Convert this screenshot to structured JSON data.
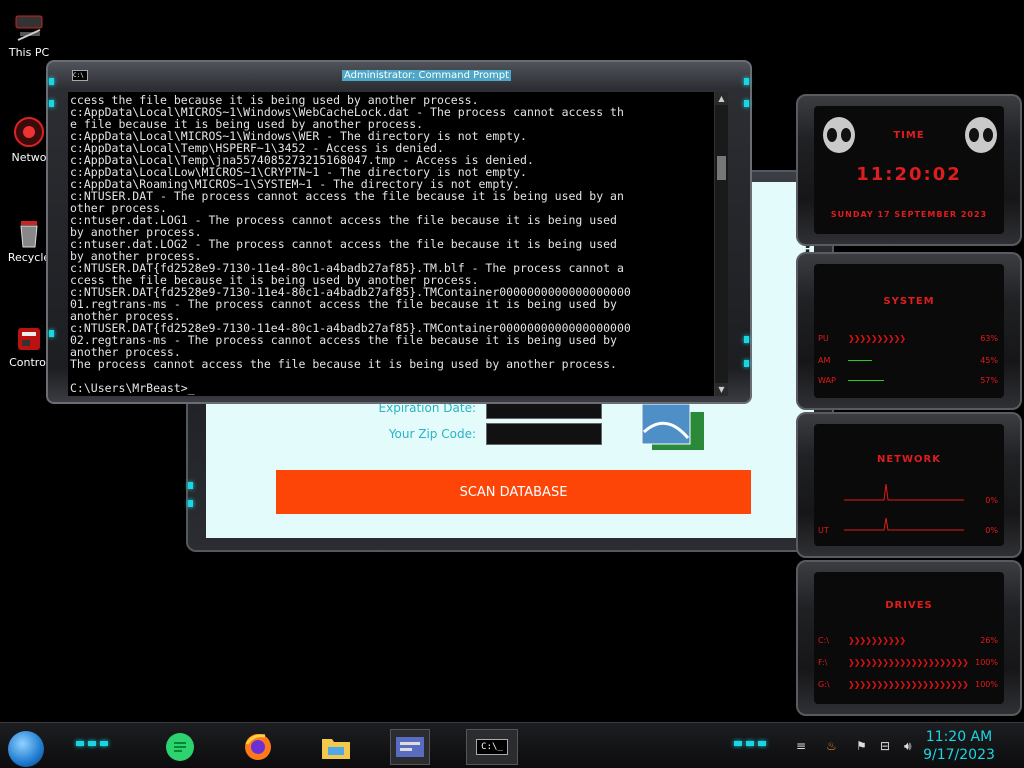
{
  "desktop_icons": [
    {
      "label": "This PC"
    },
    {
      "label": "Netwo"
    },
    {
      "label": "Recycle"
    },
    {
      "label": "Control"
    }
  ],
  "scan_dialog": {
    "expiration_label": "Expiration Date:",
    "zip_label": "Your Zip Code:",
    "button_label": "SCAN DATABASE",
    "question_fragment": "?"
  },
  "cmd": {
    "title": "Administrator: Command Prompt",
    "icon_text": "C:\\",
    "lines": [
      "ccess the file because it is being used by another process.",
      "c:AppData\\Local\\MICROS~1\\Windows\\WebCacheLock.dat - The process cannot access th",
      "e file because it is being used by another process.",
      "c:AppData\\Local\\MICROS~1\\Windows\\WER - The directory is not empty.",
      "c:AppData\\Local\\Temp\\HSPERF~1\\3452 - Access is denied.",
      "c:AppData\\Local\\Temp\\jna5574085273215168047.tmp - Access is denied.",
      "c:AppData\\LocalLow\\MICROS~1\\CRYPTN~1 - The directory is not empty.",
      "c:AppData\\Roaming\\MICROS~1\\SYSTEM~1 - The directory is not empty.",
      "c:NTUSER.DAT - The process cannot access the file because it is being used by an",
      "other process.",
      "c:ntuser.dat.LOG1 - The process cannot access the file because it is being used",
      "by another process.",
      "c:ntuser.dat.LOG2 - The process cannot access the file because it is being used",
      "by another process.",
      "c:NTUSER.DAT{fd2528e9-7130-11e4-80c1-a4badb27af85}.TM.blf - The process cannot a",
      "ccess the file because it is being used by another process.",
      "c:NTUSER.DAT{fd2528e9-7130-11e4-80c1-a4badb27af85}.TMContainer0000000000000000000",
      "01.regtrans-ms - The process cannot access the file because it is being used by",
      "another process.",
      "c:NTUSER.DAT{fd2528e9-7130-11e4-80c1-a4badb27af85}.TMContainer0000000000000000000",
      "02.regtrans-ms - The process cannot access the file because it is being used by",
      "another process.",
      "The process cannot access the file because it is being used by another process.",
      "",
      "C:\\Users\\MrBeast>_"
    ]
  },
  "widgets": {
    "time": {
      "title": "TIME",
      "clock": "11:20:02",
      "date": "SUNDAY 17 SEPTEMBER 2023"
    },
    "system": {
      "title": "SYSTEM",
      "rows": [
        {
          "name": "PU",
          "value": "63%"
        },
        {
          "name": "AM",
          "value": "45%"
        },
        {
          "name": "WAP",
          "value": "57%"
        }
      ]
    },
    "network": {
      "title": "NETWORK",
      "rows": [
        {
          "name": "",
          "value": "0%"
        },
        {
          "name": "UT",
          "value": "0%"
        }
      ]
    },
    "drives": {
      "title": "DRIVES",
      "rows": [
        {
          "name": "C:\\",
          "value": "26%"
        },
        {
          "name": "F:\\",
          "value": "100%"
        },
        {
          "name": "G:\\",
          "value": "100%"
        }
      ]
    }
  },
  "taskbar": {
    "clock_time": "11:20 AM",
    "clock_date": "9/17/2023",
    "apps": [
      "chat-icon",
      "firefox-icon",
      "file-explorer-icon",
      "control-panel-icon",
      "command-prompt-icon"
    ],
    "cmd_icon_text": "C:\\_"
  },
  "colors": {
    "accent_cyan": "#19d6e3",
    "alert_red": "#e31b1b",
    "scan_button": "#fd4507",
    "dialog_bg": "#e3fbfb"
  }
}
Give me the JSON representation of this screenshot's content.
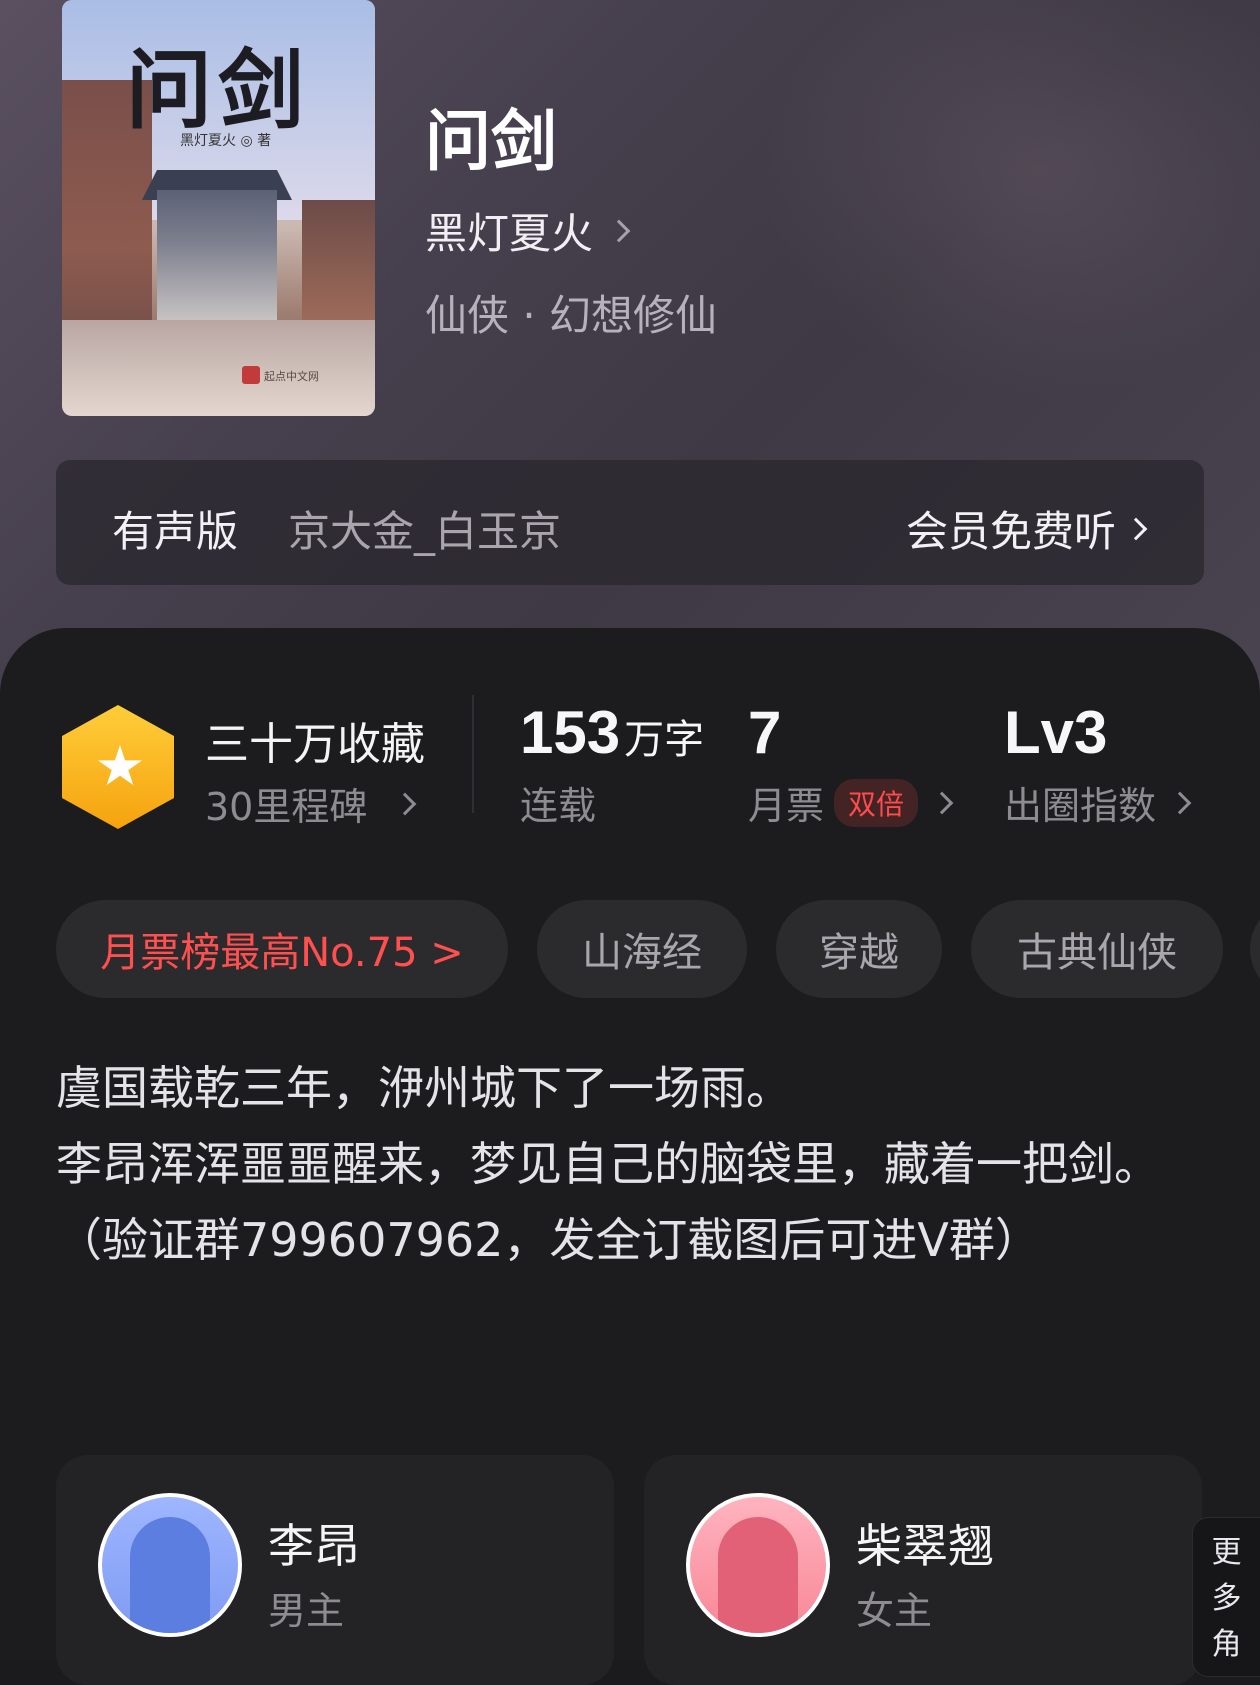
• • • • •
_WRITTEN REQUEST:_
Transcribe the whole listing exactly. Pictures are excluded.

_COMPLETE OUTPUT:_
Convert this screenshot to structured JSON data.
{
  "desktop_icons": [
    {
      "label": "This PC"
    },
    {
      "label": "Netwo"
    },
    {
      "label": "Recycle"
    },
    {
      "label": "Control"
    }
  ],
  "scan_dialog": {
    "expiration_label": "Expiration Date:",
    "zip_label": "Your Zip Code:",
    "button_label": "SCAN DATABASE",
    "question_fragment": "?"
  },
  "cmd": {
    "title": "Administrator: Command Prompt",
    "icon_text": "C:\\",
    "lines": [
      "ccess the file because it is being used by another process.",
      "c:AppData\\Local\\MICROS~1\\Windows\\WebCacheLock.dat - The process cannot access th",
      "e file because it is being used by another process.",
      "c:AppData\\Local\\MICROS~1\\Windows\\WER - The directory is not empty.",
      "c:AppData\\Local\\Temp\\HSPERF~1\\3452 - Access is denied.",
      "c:AppData\\Local\\Temp\\jna5574085273215168047.tmp - Access is denied.",
      "c:AppData\\LocalLow\\MICROS~1\\CRYPTN~1 - The directory is not empty.",
      "c:AppData\\Roaming\\MICROS~1\\SYSTEM~1 - The directory is not empty.",
      "c:NTUSER.DAT - The process cannot access the file because it is being used by an",
      "other process.",
      "c:ntuser.dat.LOG1 - The process cannot access the file because it is being used",
      "by another process.",
      "c:ntuser.dat.LOG2 - The process cannot access the file because it is being used",
      "by another process.",
      "c:NTUSER.DAT{fd2528e9-7130-11e4-80c1-a4badb27af85}.TM.blf - The process cannot a",
      "ccess the file because it is being used by another process.",
      "c:NTUSER.DAT{fd2528e9-7130-11e4-80c1-a4badb27af85}.TMContainer0000000000000000000",
      "01.regtrans-ms - The process cannot access the file because it is being used by",
      "another process.",
      "c:NTUSER.DAT{fd2528e9-7130-11e4-80c1-a4badb27af85}.TMContainer0000000000000000000",
      "02.regtrans-ms - The process cannot access the file because it is being used by",
      "another process.",
      "The process cannot access the file because it is being used by another process.",
      "",
      "C:\\Users\\MrBeast>_"
    ]
  },
  "widgets": {
    "time": {
      "title": "TIME",
      "clock": "11:20:02",
      "date": "SUNDAY 17 SEPTEMBER 2023"
    },
    "system": {
      "title": "SYSTEM",
      "rows": [
        {
          "name": "PU",
          "value": "63%"
        },
        {
          "name": "AM",
          "value": "45%"
        },
        {
          "name": "WAP",
          "value": "57%"
        }
      ]
    },
    "network": {
      "title": "NETWORK",
      "rows": [
        {
          "name": "",
          "value": "0%"
        },
        {
          "name": "UT",
          "value": "0%"
        }
      ]
    },
    "drives": {
      "title": "DRIVES",
      "rows": [
        {
          "name": "C:\\",
          "value": "26%"
        },
        {
          "name": "F:\\",
          "value": "100%"
        },
        {
          "name": "G:\\",
          "value": "100%"
        }
      ]
    }
  },
  "taskbar": {
    "clock_time": "11:20 AM",
    "clock_date": "9/17/2023",
    "apps": [
      "chat-icon",
      "firefox-icon",
      "file-explorer-icon",
      "control-panel-icon",
      "command-prompt-icon"
    ],
    "cmd_icon_text": "C:\\_"
  },
  "colors": {
    "accent_cyan": "#19d6e3",
    "alert_red": "#e31b1b",
    "scan_button": "#fd4507",
    "dialog_bg": "#e3fbfb"
  }
}
Give me the JSON representation of this screenshot's content.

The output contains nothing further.